-- Start Data supplied --
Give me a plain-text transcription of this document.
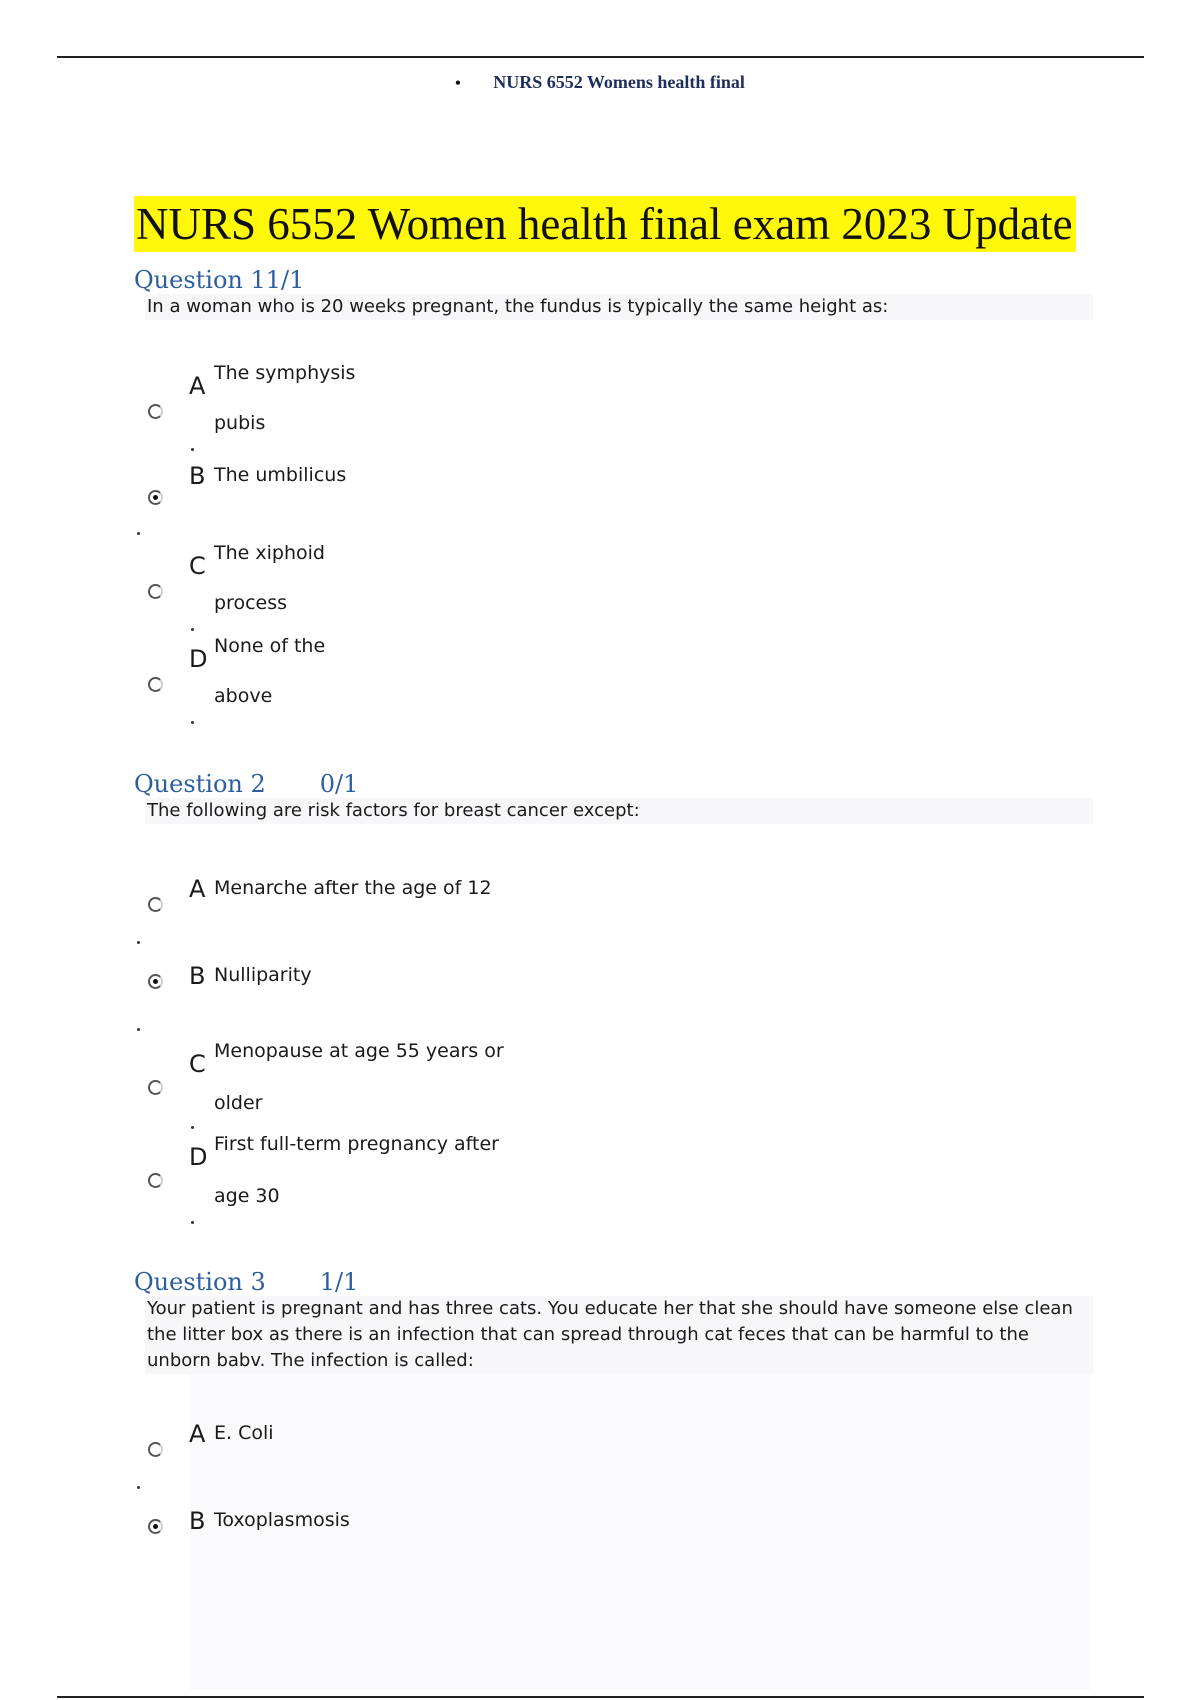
• NURS 6552 Womens health final
NURS 6552 Women health final exam 2023 Update
Question 11/1
In a woman who is 20 weeks pregnant, the fundus is typically the same height as:
A The symphysis
pubis
B The umbilicus
C The xiphoid
process
D None of the
above
Question 2 0/1
The following are risk factors for breast cancer except:
A Menarche after the age of 12
B Nulliparity
C Menopause at age 55 years or
older
D First full-term pregnancy after
age 30
Question 3 1/1
Your patient is pregnant and has three cats. You educate her that she should have someone else clean the litter box as there is an infection that can spread through cat feces that can be harmful to the unborn babv. The infection is called:
A E. Coli
B Toxoplasmosis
-- End Data supplied --
Set exercise
Write out the whole listing exactly, and drop the pictures.

Exercise answer
Give me a plain-text transcription of this document.
• NURS 6552 Womens health final
NURS 6552 Women health final exam 2023 Update
Question 11/1
In a woman who is 20 weeks pregnant, the fundus is typically the same height as:
A The symphysis
pubis
B The umbilicus
C The xiphoid
process
D None of the
above
Question 2 0/1
The following are risk factors for breast cancer except:
A Menarche after the age of 12
B Nulliparity
C Menopause at age 55 years or
older
D First full-term pregnancy after
age 30
Question 3 1/1
Your patient is pregnant and has three cats. You educate her that she should have someone else clean the litter box as there is an infection that can spread through cat feces that can be harmful to the unborn babv. The infection is called:
A E. Coli
B Toxoplasmosis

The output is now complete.